[Dataset entries]
* * * * * * * * *

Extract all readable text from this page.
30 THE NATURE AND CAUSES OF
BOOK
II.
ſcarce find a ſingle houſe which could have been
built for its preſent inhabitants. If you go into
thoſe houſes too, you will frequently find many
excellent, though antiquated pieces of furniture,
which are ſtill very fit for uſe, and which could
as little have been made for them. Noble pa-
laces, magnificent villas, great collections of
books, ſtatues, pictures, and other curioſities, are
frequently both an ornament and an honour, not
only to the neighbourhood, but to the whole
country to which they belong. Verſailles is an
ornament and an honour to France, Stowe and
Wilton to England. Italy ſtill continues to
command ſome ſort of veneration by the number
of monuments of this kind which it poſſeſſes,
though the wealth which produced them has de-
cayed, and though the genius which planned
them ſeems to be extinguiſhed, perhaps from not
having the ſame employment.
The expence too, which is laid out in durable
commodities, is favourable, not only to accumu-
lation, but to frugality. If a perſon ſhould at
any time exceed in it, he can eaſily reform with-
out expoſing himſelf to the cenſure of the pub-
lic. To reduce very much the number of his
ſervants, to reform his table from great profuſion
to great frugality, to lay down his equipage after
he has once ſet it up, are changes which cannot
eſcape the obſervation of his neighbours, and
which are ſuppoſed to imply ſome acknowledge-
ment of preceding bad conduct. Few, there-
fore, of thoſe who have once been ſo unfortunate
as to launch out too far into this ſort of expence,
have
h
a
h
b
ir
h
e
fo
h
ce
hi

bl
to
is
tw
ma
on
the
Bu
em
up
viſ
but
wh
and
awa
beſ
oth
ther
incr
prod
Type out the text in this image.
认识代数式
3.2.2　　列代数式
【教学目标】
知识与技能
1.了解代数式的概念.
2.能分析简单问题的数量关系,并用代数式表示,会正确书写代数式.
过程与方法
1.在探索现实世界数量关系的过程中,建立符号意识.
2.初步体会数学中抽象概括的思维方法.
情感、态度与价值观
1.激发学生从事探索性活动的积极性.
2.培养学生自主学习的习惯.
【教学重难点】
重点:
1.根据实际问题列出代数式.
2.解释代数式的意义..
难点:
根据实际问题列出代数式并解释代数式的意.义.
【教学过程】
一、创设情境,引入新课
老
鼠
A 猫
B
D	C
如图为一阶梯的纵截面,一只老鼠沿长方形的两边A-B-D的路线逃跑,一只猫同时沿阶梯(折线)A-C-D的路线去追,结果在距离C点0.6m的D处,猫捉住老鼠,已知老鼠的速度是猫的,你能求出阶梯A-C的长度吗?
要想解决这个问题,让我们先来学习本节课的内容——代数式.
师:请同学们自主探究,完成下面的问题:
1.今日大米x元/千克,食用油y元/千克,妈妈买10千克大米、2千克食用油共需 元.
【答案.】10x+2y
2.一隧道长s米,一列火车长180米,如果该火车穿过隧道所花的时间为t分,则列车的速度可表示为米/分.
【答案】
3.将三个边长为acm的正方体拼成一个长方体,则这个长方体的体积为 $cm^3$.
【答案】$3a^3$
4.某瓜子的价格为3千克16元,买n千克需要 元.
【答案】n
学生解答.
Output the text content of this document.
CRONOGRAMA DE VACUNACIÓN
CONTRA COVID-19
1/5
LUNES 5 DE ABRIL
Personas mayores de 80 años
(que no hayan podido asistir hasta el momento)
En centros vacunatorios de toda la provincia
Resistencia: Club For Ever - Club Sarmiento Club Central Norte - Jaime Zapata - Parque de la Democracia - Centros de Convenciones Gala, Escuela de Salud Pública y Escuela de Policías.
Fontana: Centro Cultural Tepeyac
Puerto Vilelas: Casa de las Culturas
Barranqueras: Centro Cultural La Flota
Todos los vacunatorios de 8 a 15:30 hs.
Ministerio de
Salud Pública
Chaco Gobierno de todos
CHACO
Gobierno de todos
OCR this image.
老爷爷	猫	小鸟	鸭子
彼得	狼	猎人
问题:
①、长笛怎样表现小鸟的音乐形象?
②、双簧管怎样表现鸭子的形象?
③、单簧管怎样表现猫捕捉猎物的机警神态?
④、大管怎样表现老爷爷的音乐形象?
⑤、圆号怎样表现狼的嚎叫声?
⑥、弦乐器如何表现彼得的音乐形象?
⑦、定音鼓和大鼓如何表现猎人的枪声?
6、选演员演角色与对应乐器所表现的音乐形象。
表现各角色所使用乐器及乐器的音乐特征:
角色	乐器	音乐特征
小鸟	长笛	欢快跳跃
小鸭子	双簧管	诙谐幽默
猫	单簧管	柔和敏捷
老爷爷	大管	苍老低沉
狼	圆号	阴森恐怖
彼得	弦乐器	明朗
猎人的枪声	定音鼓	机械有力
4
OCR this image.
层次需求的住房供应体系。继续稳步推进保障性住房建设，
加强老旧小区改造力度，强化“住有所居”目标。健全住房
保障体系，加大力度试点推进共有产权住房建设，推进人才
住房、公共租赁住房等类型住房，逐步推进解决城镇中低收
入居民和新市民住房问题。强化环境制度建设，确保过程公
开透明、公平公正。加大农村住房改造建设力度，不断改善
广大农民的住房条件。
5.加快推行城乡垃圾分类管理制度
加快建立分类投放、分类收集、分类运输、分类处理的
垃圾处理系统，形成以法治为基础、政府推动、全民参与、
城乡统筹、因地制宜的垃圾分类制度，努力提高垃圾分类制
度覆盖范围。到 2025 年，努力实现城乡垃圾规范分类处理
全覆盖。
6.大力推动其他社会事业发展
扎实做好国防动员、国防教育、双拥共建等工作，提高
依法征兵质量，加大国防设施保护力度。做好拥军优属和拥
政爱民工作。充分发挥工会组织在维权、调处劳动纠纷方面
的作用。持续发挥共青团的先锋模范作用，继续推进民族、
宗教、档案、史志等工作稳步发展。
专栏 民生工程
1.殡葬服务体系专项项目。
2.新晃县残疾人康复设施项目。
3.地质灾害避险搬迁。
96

* * * * * * * * *

Short problem:
Transcribe the material above in its entirety. Match it exactly.

Completed task:
Extract all readable text from this page.
30 THE NATURE AND CAUSES OF
BOOK
II.
ſcarce find a ſingle houſe which could have been
built for its preſent inhabitants. If you go into
thoſe houſes too, you will frequently find many
excellent, though antiquated pieces of furniture,
which are ſtill very fit for uſe, and which could
as little have been made for them. Noble pa-
laces, magnificent villas, great collections of
books, ſtatues, pictures, and other curioſities, are
frequently both an ornament and an honour, not
only to the neighbourhood, but to the whole
country to which they belong. Verſailles is an
ornament and an honour to France, Stowe and
Wilton to England. Italy ſtill continues to
command ſome ſort of veneration by the number
of monuments of this kind which it poſſeſſes,
though the wealth which produced them has de-
cayed, and though the genius which planned
them ſeems to be extinguiſhed, perhaps from not
having the ſame employment.
The expence too, which is laid out in durable
commodities, is favourable, not only to accumu-
lation, but to frugality. If a perſon ſhould at
any time exceed in it, he can eaſily reform with-
out expoſing himſelf to the cenſure of the pub-
lic. To reduce very much the number of his
ſervants, to reform his table from great profuſion
to great frugality, to lay down his equipage after
he has once ſet it up, are changes which cannot
eſcape the obſervation of his neighbours, and
which are ſuppoſed to imply ſome acknowledge-
ment of preceding bad conduct. Few, there-
fore, of thoſe who have once been ſo unfortunate
as to launch out too far into this ſort of expence,
have
h
a
h
b
ir
h
e
fo
h
ce
hi

bl
to
is
tw
ma
on
the
Bu
em
up
viſ
but
wh
and
awa
beſ
oth
ther
incr
prod
Type out the text in this image.
认识代数式
3.2.2　　列代数式
【教学目标】
知识与技能
1.了解代数式的概念.
2.能分析简单问题的数量关系,并用代数式表示,会正确书写代数式.
过程与方法
1.在探索现实世界数量关系的过程中,建立符号意识.
2.初步体会数学中抽象概括的思维方法.
情感、态度与价值观
1.激发学生从事探索性活动的积极性.
2.培养学生自主学习的习惯.
【教学重难点】
重点:
1.根据实际问题列出代数式.
2.解释代数式的意义..
难点:
根据实际问题列出代数式并解释代数式的意.义.
【教学过程】
一、创设情境,引入新课
老
鼠
A 猫
B
D	C
如图为一阶梯的纵截面,一只老鼠沿长方形的两边A-B-D的路线逃跑,一只猫同时沿阶梯(折线)A-C-D的路线去追,结果在距离C点0.6m的D处,猫捉住老鼠,已知老鼠的速度是猫的,你能求出阶梯A-C的长度吗?
要想解决这个问题,让我们先来学习本节课的内容——代数式.
师:请同学们自主探究,完成下面的问题:
1.今日大米x元/千克,食用油y元/千克,妈妈买10千克大米、2千克食用油共需 元.
【答案.】10x+2y
2.一隧道长s米,一列火车长180米,如果该火车穿过隧道所花的时间为t分,则列车的速度可表示为米/分.
【答案】
3.将三个边长为acm的正方体拼成一个长方体,则这个长方体的体积为 $cm^3$.
【答案】$3a^3$
4.某瓜子的价格为3千克16元,买n千克需要 元.
【答案】n
学生解答.
Output the text content of this document.
CRONOGRAMA DE VACUNACIÓN
CONTRA COVID-19
1/5
LUNES 5 DE ABRIL
Personas mayores de 80 años
(que no hayan podido asistir hasta el momento)
En centros vacunatorios de toda la provincia
Resistencia: Club For Ever - Club Sarmiento Club Central Norte - Jaime Zapata - Parque de la Democracia - Centros de Convenciones Gala, Escuela de Salud Pública y Escuela de Policías.
Fontana: Centro Cultural Tepeyac
Puerto Vilelas: Casa de las Culturas
Barranqueras: Centro Cultural La Flota
Todos los vacunatorios de 8 a 15:30 hs.
Ministerio de
Salud Pública
Chaco Gobierno de todos
CHACO
Gobierno de todos
OCR this image.
老爷爷	猫	小鸟	鸭子
彼得	狼	猎人
问题:
①、长笛怎样表现小鸟的音乐形象?
②、双簧管怎样表现鸭子的形象?
③、单簧管怎样表现猫捕捉猎物的机警神态?
④、大管怎样表现老爷爷的音乐形象?
⑤、圆号怎样表现狼的嚎叫声?
⑥、弦乐器如何表现彼得的音乐形象?
⑦、定音鼓和大鼓如何表现猎人的枪声?
6、选演员演角色与对应乐器所表现的音乐形象。
表现各角色所使用乐器及乐器的音乐特征:
角色	乐器	音乐特征
小鸟	长笛	欢快跳跃
小鸭子	双簧管	诙谐幽默
猫	单簧管	柔和敏捷
老爷爷	大管	苍老低沉
狼	圆号	阴森恐怖
彼得	弦乐器	明朗
猎人的枪声	定音鼓	机械有力
4
OCR this image.
层次需求的住房供应体系。继续稳步推进保障性住房建设，
加强老旧小区改造力度，强化“住有所居”目标。健全住房
保障体系，加大力度试点推进共有产权住房建设，推进人才
住房、公共租赁住房等类型住房，逐步推进解决城镇中低收
入居民和新市民住房问题。强化环境制度建设，确保过程公
开透明、公平公正。加大农村住房改造建设力度，不断改善
广大农民的住房条件。
5.加快推行城乡垃圾分类管理制度
加快建立分类投放、分类收集、分类运输、分类处理的
垃圾处理系统，形成以法治为基础、政府推动、全民参与、
城乡统筹、因地制宜的垃圾分类制度，努力提高垃圾分类制
度覆盖范围。到 2025 年，努力实现城乡垃圾规范分类处理
全覆盖。
6.大力推动其他社会事业发展
扎实做好国防动员、国防教育、双拥共建等工作，提高
依法征兵质量，加大国防设施保护力度。做好拥军优属和拥
政爱民工作。充分发挥工会组织在维权、调处劳动纠纷方面
的作用。持续发挥共青团的先锋模范作用，继续推进民族、
宗教、档案、史志等工作稳步发展。
专栏 民生工程
1.殡葬服务体系专项项目。
2.新晃县残疾人康复设施项目。
3.地质灾害避险搬迁。
96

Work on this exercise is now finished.